TASK OBJECTIVE => Read the entries below and pull out each line with the string "Cardioscope".

--- Begin DATA SUPPLIED ---

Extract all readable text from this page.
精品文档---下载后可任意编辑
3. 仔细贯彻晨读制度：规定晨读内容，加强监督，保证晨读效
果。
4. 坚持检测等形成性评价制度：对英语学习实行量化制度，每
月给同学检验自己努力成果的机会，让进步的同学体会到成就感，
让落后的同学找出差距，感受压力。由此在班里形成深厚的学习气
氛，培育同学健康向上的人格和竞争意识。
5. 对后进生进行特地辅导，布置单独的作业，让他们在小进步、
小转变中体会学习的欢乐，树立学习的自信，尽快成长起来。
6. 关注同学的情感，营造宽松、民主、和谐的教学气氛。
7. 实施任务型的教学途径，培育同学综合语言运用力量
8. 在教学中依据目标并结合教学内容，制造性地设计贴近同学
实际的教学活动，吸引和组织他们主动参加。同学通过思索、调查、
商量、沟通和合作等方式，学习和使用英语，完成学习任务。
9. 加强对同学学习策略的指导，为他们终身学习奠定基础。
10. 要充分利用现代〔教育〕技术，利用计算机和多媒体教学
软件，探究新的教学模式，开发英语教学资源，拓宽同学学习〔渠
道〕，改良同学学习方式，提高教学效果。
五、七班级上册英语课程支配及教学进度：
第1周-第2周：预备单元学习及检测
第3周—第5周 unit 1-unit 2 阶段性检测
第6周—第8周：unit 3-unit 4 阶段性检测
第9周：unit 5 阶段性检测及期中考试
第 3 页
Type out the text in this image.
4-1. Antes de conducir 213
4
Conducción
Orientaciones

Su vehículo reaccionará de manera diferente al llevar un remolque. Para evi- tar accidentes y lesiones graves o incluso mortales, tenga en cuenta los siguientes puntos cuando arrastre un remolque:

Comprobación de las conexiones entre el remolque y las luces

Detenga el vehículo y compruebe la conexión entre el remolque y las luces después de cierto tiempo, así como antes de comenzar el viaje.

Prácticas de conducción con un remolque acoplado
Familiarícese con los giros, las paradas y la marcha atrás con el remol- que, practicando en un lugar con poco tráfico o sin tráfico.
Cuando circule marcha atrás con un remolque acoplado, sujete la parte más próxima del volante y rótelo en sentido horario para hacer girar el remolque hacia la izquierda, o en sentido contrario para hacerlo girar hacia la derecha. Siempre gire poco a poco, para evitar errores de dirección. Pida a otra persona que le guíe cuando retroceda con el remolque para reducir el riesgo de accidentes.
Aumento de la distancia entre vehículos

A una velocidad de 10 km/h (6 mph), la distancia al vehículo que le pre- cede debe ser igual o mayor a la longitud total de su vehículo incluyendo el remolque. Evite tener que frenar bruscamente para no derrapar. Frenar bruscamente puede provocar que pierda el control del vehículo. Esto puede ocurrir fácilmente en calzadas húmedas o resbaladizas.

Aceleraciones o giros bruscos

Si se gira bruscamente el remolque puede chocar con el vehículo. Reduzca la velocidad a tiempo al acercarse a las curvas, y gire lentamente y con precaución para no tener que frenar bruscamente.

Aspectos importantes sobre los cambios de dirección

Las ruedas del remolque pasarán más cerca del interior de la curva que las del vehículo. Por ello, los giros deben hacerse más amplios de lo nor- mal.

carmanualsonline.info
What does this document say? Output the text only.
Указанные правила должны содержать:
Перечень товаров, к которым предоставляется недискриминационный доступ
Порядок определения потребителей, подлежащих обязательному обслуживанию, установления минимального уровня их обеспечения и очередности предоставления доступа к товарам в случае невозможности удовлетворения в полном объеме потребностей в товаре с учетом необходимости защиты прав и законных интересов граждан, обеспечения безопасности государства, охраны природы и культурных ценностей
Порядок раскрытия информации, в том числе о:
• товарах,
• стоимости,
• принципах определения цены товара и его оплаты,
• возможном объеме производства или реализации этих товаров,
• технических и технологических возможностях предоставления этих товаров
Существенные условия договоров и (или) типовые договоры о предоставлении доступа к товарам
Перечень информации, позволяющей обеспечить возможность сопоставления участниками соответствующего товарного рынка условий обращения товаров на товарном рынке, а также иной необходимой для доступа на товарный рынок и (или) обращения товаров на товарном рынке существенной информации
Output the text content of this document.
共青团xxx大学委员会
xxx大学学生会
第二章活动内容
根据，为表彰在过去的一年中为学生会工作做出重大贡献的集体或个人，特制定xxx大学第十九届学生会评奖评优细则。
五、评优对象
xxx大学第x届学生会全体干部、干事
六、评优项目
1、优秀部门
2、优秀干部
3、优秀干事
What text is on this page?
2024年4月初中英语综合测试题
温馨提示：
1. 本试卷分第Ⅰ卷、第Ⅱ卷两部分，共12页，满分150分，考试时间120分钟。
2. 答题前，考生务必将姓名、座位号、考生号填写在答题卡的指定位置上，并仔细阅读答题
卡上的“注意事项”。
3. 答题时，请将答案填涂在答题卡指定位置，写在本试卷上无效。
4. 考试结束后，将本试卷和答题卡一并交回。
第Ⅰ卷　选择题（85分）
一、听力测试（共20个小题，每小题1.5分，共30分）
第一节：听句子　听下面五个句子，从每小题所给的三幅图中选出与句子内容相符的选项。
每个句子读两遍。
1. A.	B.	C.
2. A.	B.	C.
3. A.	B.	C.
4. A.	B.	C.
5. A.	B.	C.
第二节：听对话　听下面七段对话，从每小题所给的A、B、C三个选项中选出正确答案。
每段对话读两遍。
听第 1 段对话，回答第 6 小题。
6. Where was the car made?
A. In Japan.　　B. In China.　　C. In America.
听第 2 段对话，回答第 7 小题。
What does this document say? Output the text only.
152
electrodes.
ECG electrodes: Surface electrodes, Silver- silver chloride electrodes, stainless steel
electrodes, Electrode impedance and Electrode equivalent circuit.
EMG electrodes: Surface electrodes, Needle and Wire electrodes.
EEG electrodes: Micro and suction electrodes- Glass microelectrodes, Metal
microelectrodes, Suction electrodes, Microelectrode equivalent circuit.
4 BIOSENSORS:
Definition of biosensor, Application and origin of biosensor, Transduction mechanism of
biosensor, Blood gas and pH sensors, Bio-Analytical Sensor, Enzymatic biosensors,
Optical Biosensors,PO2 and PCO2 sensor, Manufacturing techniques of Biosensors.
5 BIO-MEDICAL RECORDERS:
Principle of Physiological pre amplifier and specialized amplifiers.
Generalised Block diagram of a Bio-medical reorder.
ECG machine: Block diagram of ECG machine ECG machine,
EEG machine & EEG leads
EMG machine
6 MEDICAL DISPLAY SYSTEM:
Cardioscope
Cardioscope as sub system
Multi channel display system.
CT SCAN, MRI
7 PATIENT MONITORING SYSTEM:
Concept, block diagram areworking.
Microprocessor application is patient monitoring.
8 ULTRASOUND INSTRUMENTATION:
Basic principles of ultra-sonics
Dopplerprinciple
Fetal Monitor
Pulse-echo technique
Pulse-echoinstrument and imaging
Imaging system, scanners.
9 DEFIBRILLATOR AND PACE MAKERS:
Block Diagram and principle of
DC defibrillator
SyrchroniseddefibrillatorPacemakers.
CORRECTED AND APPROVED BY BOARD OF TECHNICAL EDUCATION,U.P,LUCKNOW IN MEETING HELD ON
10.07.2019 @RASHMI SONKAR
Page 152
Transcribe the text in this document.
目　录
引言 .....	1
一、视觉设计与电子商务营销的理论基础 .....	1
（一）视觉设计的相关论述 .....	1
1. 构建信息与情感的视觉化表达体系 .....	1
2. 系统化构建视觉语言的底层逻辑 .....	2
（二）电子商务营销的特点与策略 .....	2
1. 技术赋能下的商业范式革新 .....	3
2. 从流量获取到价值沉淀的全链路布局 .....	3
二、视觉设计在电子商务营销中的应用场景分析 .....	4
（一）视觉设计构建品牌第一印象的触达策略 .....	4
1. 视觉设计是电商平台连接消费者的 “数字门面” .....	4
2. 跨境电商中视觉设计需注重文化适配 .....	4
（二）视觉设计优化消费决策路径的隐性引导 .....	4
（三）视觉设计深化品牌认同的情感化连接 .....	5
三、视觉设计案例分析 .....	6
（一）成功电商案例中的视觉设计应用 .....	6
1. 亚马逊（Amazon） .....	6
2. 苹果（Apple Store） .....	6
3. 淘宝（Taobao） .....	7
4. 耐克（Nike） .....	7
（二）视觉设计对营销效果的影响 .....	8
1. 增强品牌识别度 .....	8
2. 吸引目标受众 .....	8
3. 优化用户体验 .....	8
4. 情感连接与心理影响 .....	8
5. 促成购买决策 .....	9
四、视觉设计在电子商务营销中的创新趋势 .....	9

--- End DATA SUPPLIED ---

CORRECT RESULT =>
Cardioscope
Cardioscope as sub system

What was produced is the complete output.